- LISTED RECORDS
::::
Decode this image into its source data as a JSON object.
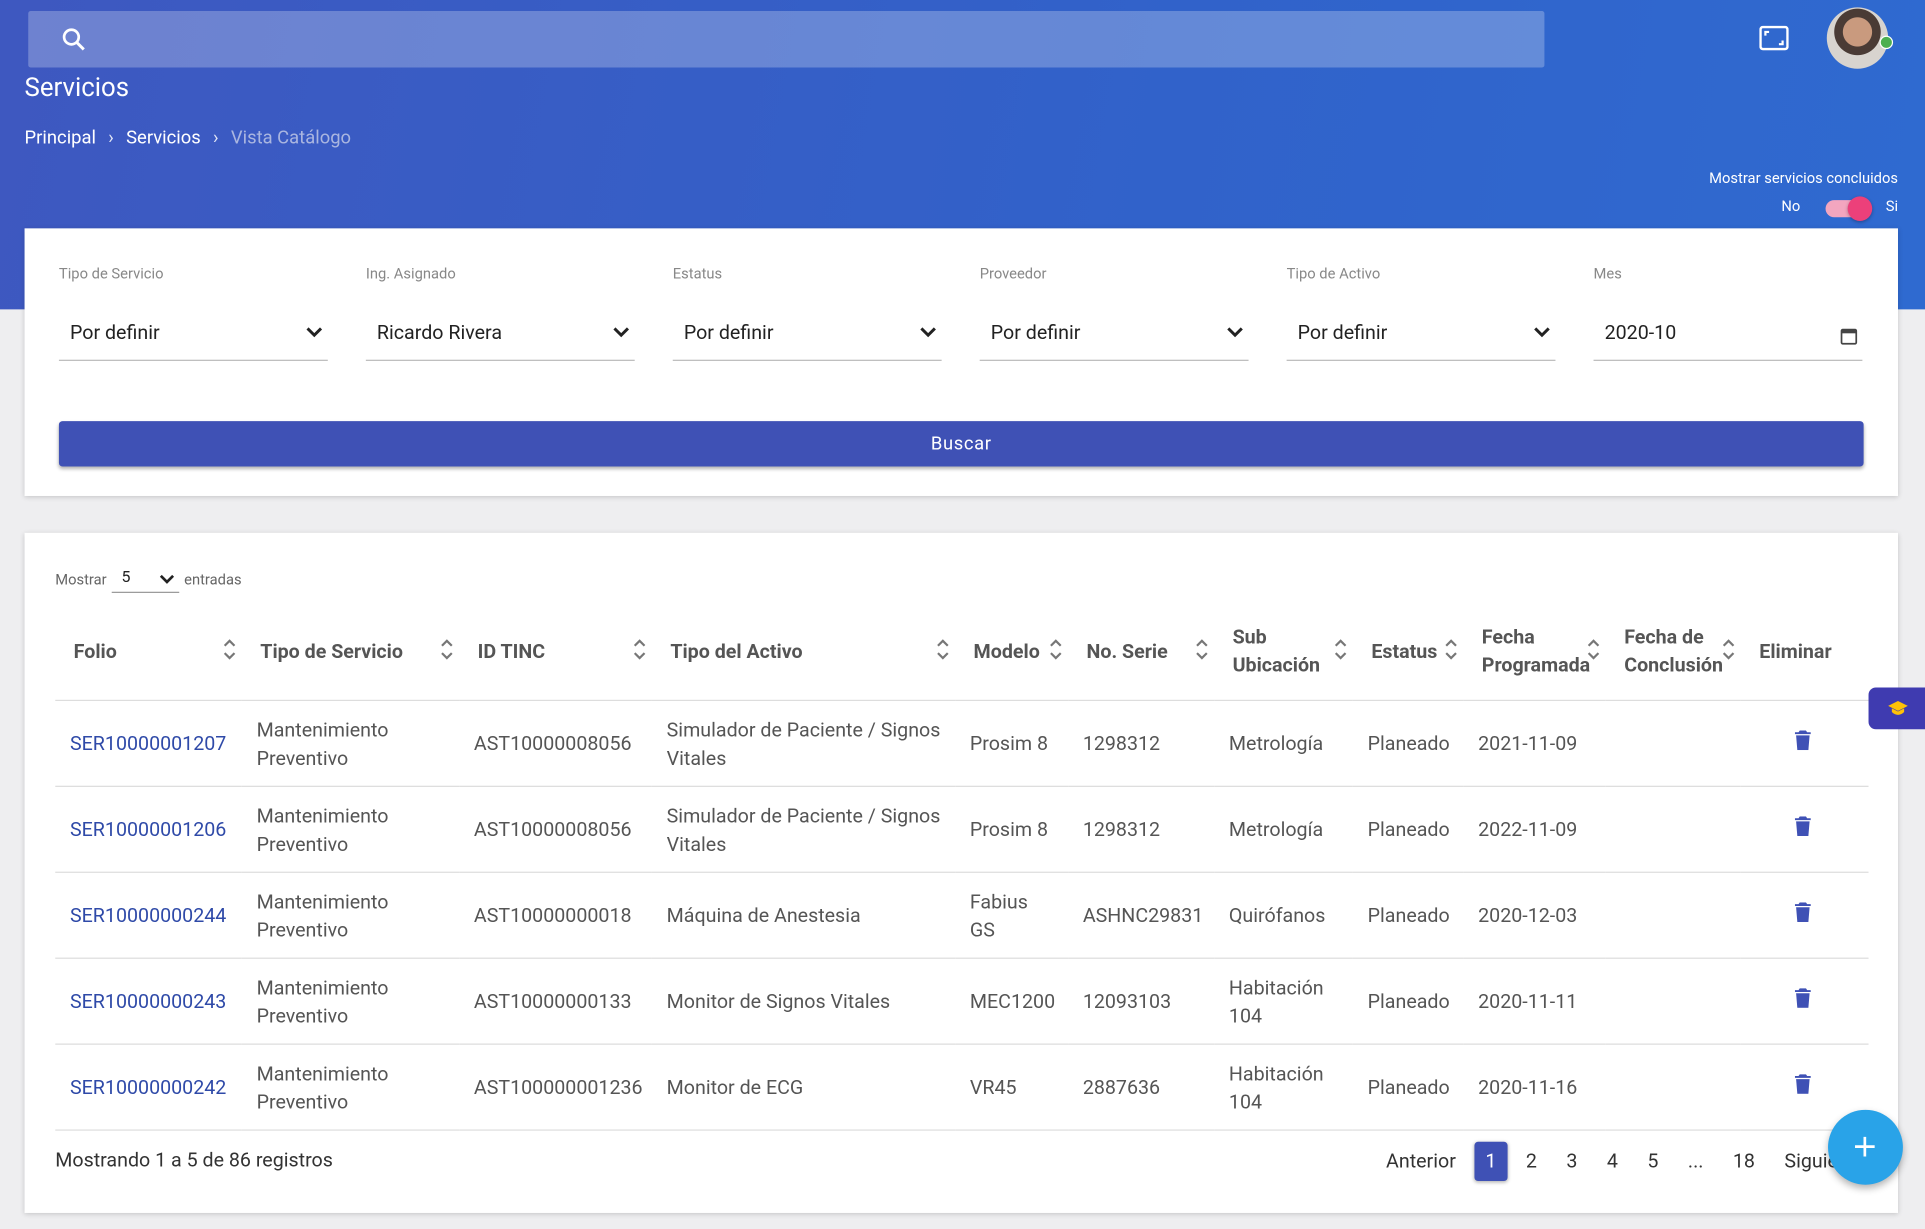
{
  "header": {
    "title": "Servicios",
    "breadcrumb": [
      "Principal",
      "Servicios",
      "Vista Catálogo"
    ],
    "toggle": {
      "label": "Mostrar servicios concluidos",
      "off": "No",
      "on": "Si"
    }
  },
  "filters": [
    {
      "label": "Tipo de Servicio",
      "value": "Por definir"
    },
    {
      "label": "Ing. Asignado",
      "value": "Ricardo Rivera"
    },
    {
      "label": "Estatus",
      "value": "Por definir"
    },
    {
      "label": "Proveedor",
      "value": "Por definir"
    },
    {
      "label": "Tipo de Activo",
      "value": "Por definir"
    },
    {
      "label": "Mes",
      "value": "2020-10"
    }
  ],
  "search_button": "Buscar",
  "table": {
    "show_label": "Mostrar",
    "show_value": "5",
    "entries_label": "entradas",
    "columns": [
      "Folio",
      "Tipo de Servicio",
      "ID TINC",
      "Tipo del Activo",
      "Modelo",
      "No. Serie",
      "Sub Ubicación",
      "Estatus",
      "Fecha Programada",
      "Fecha de Conclusión",
      "Eliminar"
    ],
    "rows": [
      [
        "SER10000001207",
        "Mantenimiento Preventivo",
        "AST10000008056",
        "Simulador de Paciente / Signos Vitales",
        "Prosim 8",
        "1298312",
        "Metrología",
        "Planeado",
        "2021-11-09"
      ],
      [
        "SER10000001206",
        "Mantenimiento Preventivo",
        "AST10000008056",
        "Simulador de Paciente / Signos Vitales",
        "Prosim 8",
        "1298312",
        "Metrología",
        "Planeado",
        "2022-11-09"
      ],
      [
        "SER10000000244",
        "Mantenimiento Preventivo",
        "AST10000000018",
        "Máquina de Anestesia",
        "Fabius GS",
        "ASHNC29831",
        "Quirófanos",
        "Planeado",
        "2020-12-03"
      ],
      [
        "SER10000000243",
        "Mantenimiento Preventivo",
        "AST10000000133",
        "Monitor de Signos Vitales",
        "MEC1200",
        "12093103",
        "Habitación 104",
        "Planeado",
        "2020-11-11"
      ],
      [
        "SER10000000242",
        "Mantenimiento Preventivo",
        "AST100000001236",
        "Monitor de ECG",
        "VR45",
        "2887636",
        "Habitación 104",
        "Planeado",
        "2020-11-16"
      ]
    ],
    "info": "Mostrando 1 a 5 de 86 registros",
    "pagination": [
      "Anterior",
      "1",
      "2",
      "3",
      "4",
      "5",
      "...",
      "18",
      "Siguiente"
    ]
  }
}
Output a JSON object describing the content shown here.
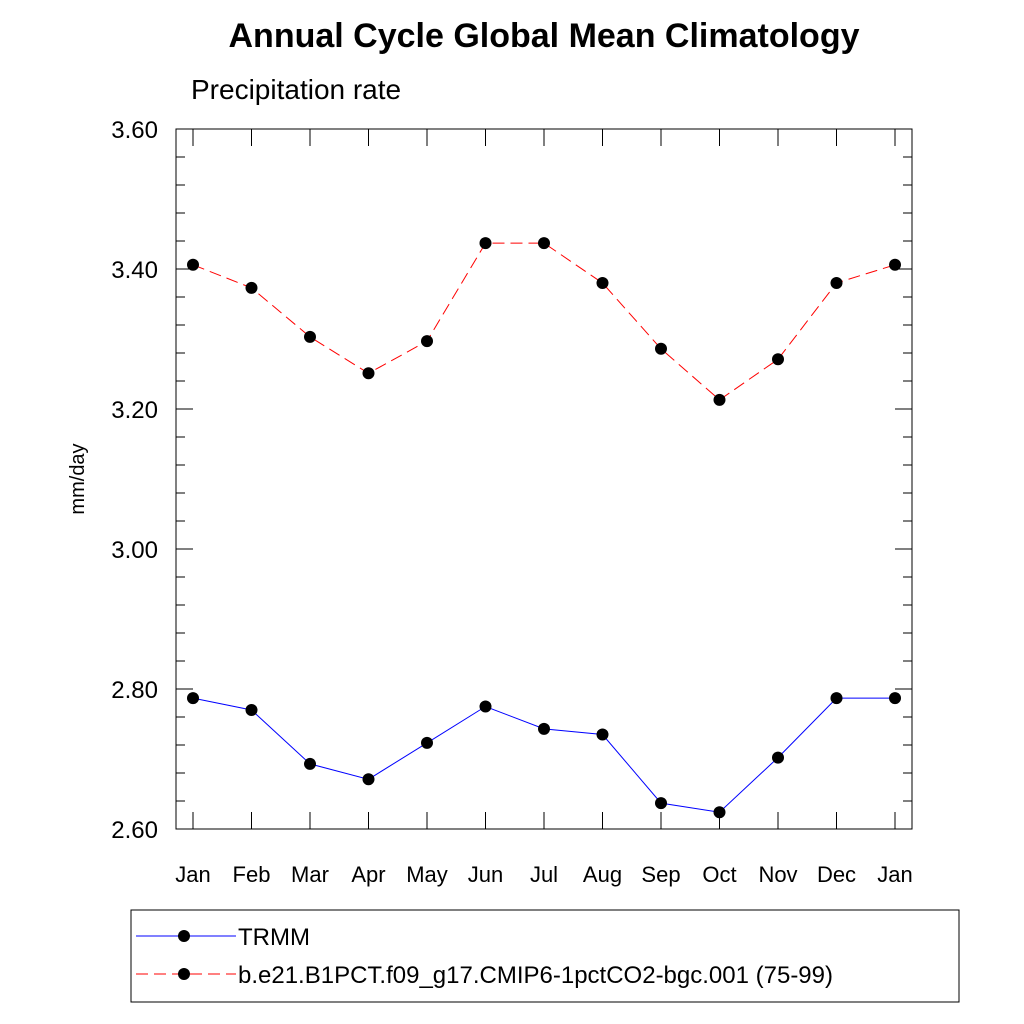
{
  "chart_data": {
    "type": "line",
    "title": "Annual Cycle Global Mean Climatology",
    "subtitle": "Precipitation rate",
    "ylabel": "mm/day",
    "xlabel": "",
    "categories": [
      "Jan",
      "Feb",
      "Mar",
      "Apr",
      "May",
      "Jun",
      "Jul",
      "Aug",
      "Sep",
      "Oct",
      "Nov",
      "Dec",
      "Jan"
    ],
    "ylim": [
      2.6,
      3.6
    ],
    "yticks": [
      "2.60",
      "2.80",
      "3.00",
      "3.20",
      "3.40",
      "3.60"
    ],
    "yticks_values": [
      2.6,
      2.8,
      3.0,
      3.2,
      3.4,
      3.6
    ],
    "grid": false,
    "legend_position": "bottom",
    "series": [
      {
        "name": "TRMM",
        "color": "#0000ff",
        "line_style": "solid",
        "marker": "filled-circle",
        "values": [
          2.787,
          2.77,
          2.693,
          2.671,
          2.723,
          2.775,
          2.743,
          2.735,
          2.637,
          2.624,
          2.702,
          2.787,
          2.787
        ]
      },
      {
        "name": "b.e21.B1PCT.f09_g17.CMIP6-1pctCO2-bgc.001 (75-99)",
        "color": "#ff0000",
        "line_style": "dashed",
        "marker": "filled-circle",
        "values": [
          3.406,
          3.373,
          3.303,
          3.251,
          3.297,
          3.437,
          3.437,
          3.38,
          3.286,
          3.213,
          3.271,
          3.38,
          3.406
        ]
      }
    ]
  }
}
::::
- TASK
Write out the records above exactly as they appear, leaving out any pictures.

- ANSWER TO THE PROBLEM
Decode this image into its source data as a JSON object.
{
  "header": {
    "title": "Servicios",
    "breadcrumb": [
      "Principal",
      "Servicios",
      "Vista Catálogo"
    ],
    "toggle": {
      "label": "Mostrar servicios concluidos",
      "off": "No",
      "on": "Si"
    }
  },
  "filters": [
    {
      "label": "Tipo de Servicio",
      "value": "Por definir"
    },
    {
      "label": "Ing. Asignado",
      "value": "Ricardo Rivera"
    },
    {
      "label": "Estatus",
      "value": "Por definir"
    },
    {
      "label": "Proveedor",
      "value": "Por definir"
    },
    {
      "label": "Tipo de Activo",
      "value": "Por definir"
    },
    {
      "label": "Mes",
      "value": "2020-10"
    }
  ],
  "search_button": "Buscar",
  "table": {
    "show_label": "Mostrar",
    "show_value": "5",
    "entries_label": "entradas",
    "columns": [
      "Folio",
      "Tipo de Servicio",
      "ID TINC",
      "Tipo del Activo",
      "Modelo",
      "No. Serie",
      "Sub Ubicación",
      "Estatus",
      "Fecha Programada",
      "Fecha de Conclusión",
      "Eliminar"
    ],
    "rows": [
      [
        "SER10000001207",
        "Mantenimiento Preventivo",
        "AST10000008056",
        "Simulador de Paciente / Signos Vitales",
        "Prosim 8",
        "1298312",
        "Metrología",
        "Planeado",
        "2021-11-09"
      ],
      [
        "SER10000001206",
        "Mantenimiento Preventivo",
        "AST10000008056",
        "Simulador de Paciente / Signos Vitales",
        "Prosim 8",
        "1298312",
        "Metrología",
        "Planeado",
        "2022-11-09"
      ],
      [
        "SER10000000244",
        "Mantenimiento Preventivo",
        "AST10000000018",
        "Máquina de Anestesia",
        "Fabius GS",
        "ASHNC29831",
        "Quirófanos",
        "Planeado",
        "2020-12-03"
      ],
      [
        "SER10000000243",
        "Mantenimiento Preventivo",
        "AST10000000133",
        "Monitor de Signos Vitales",
        "MEC1200",
        "12093103",
        "Habitación 104",
        "Planeado",
        "2020-11-11"
      ],
      [
        "SER10000000242",
        "Mantenimiento Preventivo",
        "AST100000001236",
        "Monitor de ECG",
        "VR45",
        "2887636",
        "Habitación 104",
        "Planeado",
        "2020-11-16"
      ]
    ],
    "info": "Mostrando 1 a 5 de 86 registros",
    "pagination": [
      "Anterior",
      "1",
      "2",
      "3",
      "4",
      "5",
      "...",
      "18",
      "Siguiente"
    ]
  }
}
Output a JSON object describing the content shown here.
{
  "chart_data": {
    "type": "line",
    "title": "Annual Cycle Global Mean Climatology",
    "subtitle": "Precipitation rate",
    "ylabel": "mm/day",
    "xlabel": "",
    "categories": [
      "Jan",
      "Feb",
      "Mar",
      "Apr",
      "May",
      "Jun",
      "Jul",
      "Aug",
      "Sep",
      "Oct",
      "Nov",
      "Dec",
      "Jan"
    ],
    "ylim": [
      2.6,
      3.6
    ],
    "yticks": [
      "2.60",
      "2.80",
      "3.00",
      "3.20",
      "3.40",
      "3.60"
    ],
    "yticks_values": [
      2.6,
      2.8,
      3.0,
      3.2,
      3.4,
      3.6
    ],
    "grid": false,
    "legend_position": "bottom",
    "series": [
      {
        "name": "TRMM",
        "color": "#0000ff",
        "line_style": "solid",
        "marker": "filled-circle",
        "values": [
          2.787,
          2.77,
          2.693,
          2.671,
          2.723,
          2.775,
          2.743,
          2.735,
          2.637,
          2.624,
          2.702,
          2.787,
          2.787
        ]
      },
      {
        "name": "b.e21.B1PCT.f09_g17.CMIP6-1pctCO2-bgc.001 (75-99)",
        "color": "#ff0000",
        "line_style": "dashed",
        "marker": "filled-circle",
        "values": [
          3.406,
          3.373,
          3.303,
          3.251,
          3.297,
          3.437,
          3.437,
          3.38,
          3.286,
          3.213,
          3.271,
          3.38,
          3.406
        ]
      }
    ]
  }
}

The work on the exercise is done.